### What this task involves
From the listing below, pick out each line with the word "object".

== Material supplied

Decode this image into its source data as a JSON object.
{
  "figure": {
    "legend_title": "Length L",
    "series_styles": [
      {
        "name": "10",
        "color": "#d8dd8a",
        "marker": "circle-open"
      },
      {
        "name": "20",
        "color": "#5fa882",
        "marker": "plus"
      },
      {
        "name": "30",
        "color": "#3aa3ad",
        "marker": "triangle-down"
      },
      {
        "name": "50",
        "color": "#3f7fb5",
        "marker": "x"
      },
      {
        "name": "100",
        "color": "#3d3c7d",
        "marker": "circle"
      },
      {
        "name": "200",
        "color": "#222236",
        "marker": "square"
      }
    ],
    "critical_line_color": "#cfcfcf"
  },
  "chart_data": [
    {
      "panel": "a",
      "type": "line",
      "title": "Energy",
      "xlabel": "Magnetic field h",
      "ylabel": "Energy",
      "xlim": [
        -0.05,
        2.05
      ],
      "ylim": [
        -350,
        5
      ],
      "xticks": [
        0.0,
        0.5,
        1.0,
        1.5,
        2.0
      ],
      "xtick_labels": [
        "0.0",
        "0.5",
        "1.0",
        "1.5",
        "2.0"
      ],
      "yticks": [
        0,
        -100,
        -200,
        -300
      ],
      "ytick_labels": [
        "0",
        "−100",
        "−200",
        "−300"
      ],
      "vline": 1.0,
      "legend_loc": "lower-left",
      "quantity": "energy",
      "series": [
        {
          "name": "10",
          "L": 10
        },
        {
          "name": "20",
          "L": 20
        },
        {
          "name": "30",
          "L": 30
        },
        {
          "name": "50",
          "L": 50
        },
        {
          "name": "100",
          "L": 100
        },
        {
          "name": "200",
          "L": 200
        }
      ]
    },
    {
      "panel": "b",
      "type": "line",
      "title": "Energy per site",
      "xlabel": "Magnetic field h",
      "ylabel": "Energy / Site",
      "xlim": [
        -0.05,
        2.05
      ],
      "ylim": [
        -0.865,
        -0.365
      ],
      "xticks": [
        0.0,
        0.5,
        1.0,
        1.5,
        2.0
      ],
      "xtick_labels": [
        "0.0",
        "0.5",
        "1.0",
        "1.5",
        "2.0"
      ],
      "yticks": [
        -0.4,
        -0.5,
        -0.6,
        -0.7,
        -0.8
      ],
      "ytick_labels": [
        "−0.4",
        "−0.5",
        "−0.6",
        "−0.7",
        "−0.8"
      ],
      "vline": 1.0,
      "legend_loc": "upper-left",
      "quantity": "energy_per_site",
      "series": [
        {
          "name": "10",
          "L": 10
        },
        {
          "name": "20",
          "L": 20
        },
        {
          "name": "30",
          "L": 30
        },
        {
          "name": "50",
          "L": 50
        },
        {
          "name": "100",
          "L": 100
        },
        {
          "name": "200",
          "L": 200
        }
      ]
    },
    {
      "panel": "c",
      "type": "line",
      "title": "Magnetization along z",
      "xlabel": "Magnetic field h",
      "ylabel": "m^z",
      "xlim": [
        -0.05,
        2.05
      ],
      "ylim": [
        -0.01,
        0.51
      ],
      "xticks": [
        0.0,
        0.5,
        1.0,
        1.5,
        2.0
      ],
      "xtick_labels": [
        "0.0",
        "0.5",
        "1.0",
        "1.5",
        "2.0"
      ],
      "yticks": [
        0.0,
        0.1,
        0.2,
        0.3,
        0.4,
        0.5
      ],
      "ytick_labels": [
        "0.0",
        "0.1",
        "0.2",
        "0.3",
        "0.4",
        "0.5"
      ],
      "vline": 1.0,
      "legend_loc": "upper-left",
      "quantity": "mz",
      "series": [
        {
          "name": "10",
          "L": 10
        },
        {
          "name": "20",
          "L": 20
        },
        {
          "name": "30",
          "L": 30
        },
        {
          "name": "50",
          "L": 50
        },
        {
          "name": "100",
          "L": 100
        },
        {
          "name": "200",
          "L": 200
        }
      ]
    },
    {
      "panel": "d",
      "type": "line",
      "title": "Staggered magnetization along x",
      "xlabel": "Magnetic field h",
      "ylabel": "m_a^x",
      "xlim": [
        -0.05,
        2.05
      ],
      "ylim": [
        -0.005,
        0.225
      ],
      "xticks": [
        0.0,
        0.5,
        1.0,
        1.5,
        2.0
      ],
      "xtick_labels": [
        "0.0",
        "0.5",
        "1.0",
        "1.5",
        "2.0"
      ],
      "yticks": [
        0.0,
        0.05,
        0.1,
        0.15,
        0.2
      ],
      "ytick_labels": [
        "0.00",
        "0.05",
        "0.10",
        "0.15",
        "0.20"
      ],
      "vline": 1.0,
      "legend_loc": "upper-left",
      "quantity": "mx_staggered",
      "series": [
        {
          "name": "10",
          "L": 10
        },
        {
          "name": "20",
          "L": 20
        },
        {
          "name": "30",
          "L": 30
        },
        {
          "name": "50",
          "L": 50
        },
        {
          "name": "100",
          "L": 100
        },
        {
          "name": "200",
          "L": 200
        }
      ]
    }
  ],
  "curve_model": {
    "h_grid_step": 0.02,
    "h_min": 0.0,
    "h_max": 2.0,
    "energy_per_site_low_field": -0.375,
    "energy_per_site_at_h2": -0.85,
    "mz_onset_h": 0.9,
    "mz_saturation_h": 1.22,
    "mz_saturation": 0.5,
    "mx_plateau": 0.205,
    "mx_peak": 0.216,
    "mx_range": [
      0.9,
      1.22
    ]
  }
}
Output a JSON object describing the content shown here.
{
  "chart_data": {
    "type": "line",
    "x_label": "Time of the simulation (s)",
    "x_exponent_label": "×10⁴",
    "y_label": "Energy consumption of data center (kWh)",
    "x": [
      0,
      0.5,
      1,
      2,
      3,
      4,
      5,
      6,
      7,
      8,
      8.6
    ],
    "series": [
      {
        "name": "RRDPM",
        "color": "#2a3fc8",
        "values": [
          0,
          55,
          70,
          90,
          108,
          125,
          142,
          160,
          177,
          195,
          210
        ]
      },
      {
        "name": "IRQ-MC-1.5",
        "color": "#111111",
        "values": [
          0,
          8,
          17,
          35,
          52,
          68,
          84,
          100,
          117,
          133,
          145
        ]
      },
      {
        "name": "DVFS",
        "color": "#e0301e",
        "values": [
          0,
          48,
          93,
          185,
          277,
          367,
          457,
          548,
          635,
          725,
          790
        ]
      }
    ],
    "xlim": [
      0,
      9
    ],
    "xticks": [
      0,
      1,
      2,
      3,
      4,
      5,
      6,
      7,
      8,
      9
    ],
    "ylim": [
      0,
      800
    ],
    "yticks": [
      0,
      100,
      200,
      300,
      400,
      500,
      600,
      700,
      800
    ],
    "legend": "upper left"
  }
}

====

### Written response
Decode this image into its source data as a JSON object.
Output a JSON object describing the content shown here.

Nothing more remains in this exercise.